- What you should do
What follows is a set of records, each of which is to be written out exactly.

- Exercise material
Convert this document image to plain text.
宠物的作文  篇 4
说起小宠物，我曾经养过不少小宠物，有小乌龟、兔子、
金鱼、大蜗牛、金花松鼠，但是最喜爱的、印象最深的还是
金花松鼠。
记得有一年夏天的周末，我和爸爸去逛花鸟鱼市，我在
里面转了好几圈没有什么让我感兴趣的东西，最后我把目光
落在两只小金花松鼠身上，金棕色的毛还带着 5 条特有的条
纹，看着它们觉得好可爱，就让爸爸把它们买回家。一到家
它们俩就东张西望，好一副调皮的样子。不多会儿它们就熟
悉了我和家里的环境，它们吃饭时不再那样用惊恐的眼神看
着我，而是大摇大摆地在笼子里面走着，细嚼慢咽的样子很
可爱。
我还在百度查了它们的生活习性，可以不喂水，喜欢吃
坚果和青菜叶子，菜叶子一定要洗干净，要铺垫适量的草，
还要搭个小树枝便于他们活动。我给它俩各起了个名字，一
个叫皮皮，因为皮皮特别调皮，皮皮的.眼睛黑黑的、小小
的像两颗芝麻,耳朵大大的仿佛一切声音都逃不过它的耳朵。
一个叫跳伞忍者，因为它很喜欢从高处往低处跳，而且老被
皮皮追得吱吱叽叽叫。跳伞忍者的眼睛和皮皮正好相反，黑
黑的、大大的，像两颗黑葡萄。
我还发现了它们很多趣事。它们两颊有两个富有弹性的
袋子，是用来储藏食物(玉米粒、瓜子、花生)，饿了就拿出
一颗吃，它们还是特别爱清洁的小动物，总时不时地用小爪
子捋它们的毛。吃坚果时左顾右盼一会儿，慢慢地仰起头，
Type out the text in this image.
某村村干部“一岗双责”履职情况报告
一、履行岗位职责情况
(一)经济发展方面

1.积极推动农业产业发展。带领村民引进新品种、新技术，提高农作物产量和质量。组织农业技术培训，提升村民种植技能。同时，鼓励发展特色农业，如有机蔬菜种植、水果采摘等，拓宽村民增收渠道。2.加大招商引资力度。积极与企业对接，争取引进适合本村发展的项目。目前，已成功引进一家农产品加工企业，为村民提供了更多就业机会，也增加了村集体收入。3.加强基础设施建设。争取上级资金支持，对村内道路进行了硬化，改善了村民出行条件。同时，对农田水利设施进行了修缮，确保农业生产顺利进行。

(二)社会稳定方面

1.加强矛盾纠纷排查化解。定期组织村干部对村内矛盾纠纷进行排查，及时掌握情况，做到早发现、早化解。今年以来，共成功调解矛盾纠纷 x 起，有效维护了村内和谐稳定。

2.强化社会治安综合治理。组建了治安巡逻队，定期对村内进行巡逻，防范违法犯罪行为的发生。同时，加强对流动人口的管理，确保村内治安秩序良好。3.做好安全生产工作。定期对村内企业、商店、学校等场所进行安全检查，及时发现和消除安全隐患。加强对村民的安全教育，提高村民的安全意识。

- Worked answer
Convert this document image to plain text.
宠物的作文  篇 4
说起小宠物，我曾经养过不少小宠物，有小乌龟、兔子、
金鱼、大蜗牛、金花松鼠，但是最喜爱的、印象最深的还是
金花松鼠。
记得有一年夏天的周末，我和爸爸去逛花鸟鱼市，我在
里面转了好几圈没有什么让我感兴趣的东西，最后我把目光
落在两只小金花松鼠身上，金棕色的毛还带着 5 条特有的条
纹，看着它们觉得好可爱，就让爸爸把它们买回家。一到家
它们俩就东张西望，好一副调皮的样子。不多会儿它们就熟
悉了我和家里的环境，它们吃饭时不再那样用惊恐的眼神看
着我，而是大摇大摆地在笼子里面走着，细嚼慢咽的样子很
可爱。
我还在百度查了它们的生活习性，可以不喂水，喜欢吃
坚果和青菜叶子，菜叶子一定要洗干净，要铺垫适量的草，
还要搭个小树枝便于他们活动。我给它俩各起了个名字，一
个叫皮皮，因为皮皮特别调皮，皮皮的.眼睛黑黑的、小小
的像两颗芝麻,耳朵大大的仿佛一切声音都逃不过它的耳朵。
一个叫跳伞忍者，因为它很喜欢从高处往低处跳，而且老被
皮皮追得吱吱叽叽叫。跳伞忍者的眼睛和皮皮正好相反，黑
黑的、大大的，像两颗黑葡萄。
我还发现了它们很多趣事。它们两颊有两个富有弹性的
袋子，是用来储藏食物(玉米粒、瓜子、花生)，饿了就拿出
一颗吃，它们还是特别爱清洁的小动物，总时不时地用小爪
子捋它们的毛。吃坚果时左顾右盼一会儿，慢慢地仰起头，
Type out the text in this image.
某村村干部“一岗双责”履职情况报告
一、履行岗位职责情况
(一)经济发展方面

1.积极推动农业产业发展。带领村民引进新品种、新技术，提高农作物产量和质量。组织农业技术培训，提升村民种植技能。同时，鼓励发展特色农业，如有机蔬菜种植、水果采摘等，拓宽村民增收渠道。2.加大招商引资力度。积极与企业对接，争取引进适合本村发展的项目。目前，已成功引进一家农产品加工企业，为村民提供了更多就业机会，也增加了村集体收入。3.加强基础设施建设。争取上级资金支持，对村内道路进行了硬化，改善了村民出行条件。同时，对农田水利设施进行了修缮，确保农业生产顺利进行。

(二)社会稳定方面

1.加强矛盾纠纷排查化解。定期组织村干部对村内矛盾纠纷进行排查，及时掌握情况，做到早发现、早化解。今年以来，共成功调解矛盾纠纷 x 起，有效维护了村内和谐稳定。

2.强化社会治安综合治理。组建了治安巡逻队，定期对村内进行巡逻，防范违法犯罪行为的发生。同时，加强对流动人口的管理，确保村内治安秩序良好。3.做好安全生产工作。定期对村内企业、商店、学校等场所进行安全检查，及时发现和消除安全隐患。加强对村民的安全教育，提高村民的安全意识。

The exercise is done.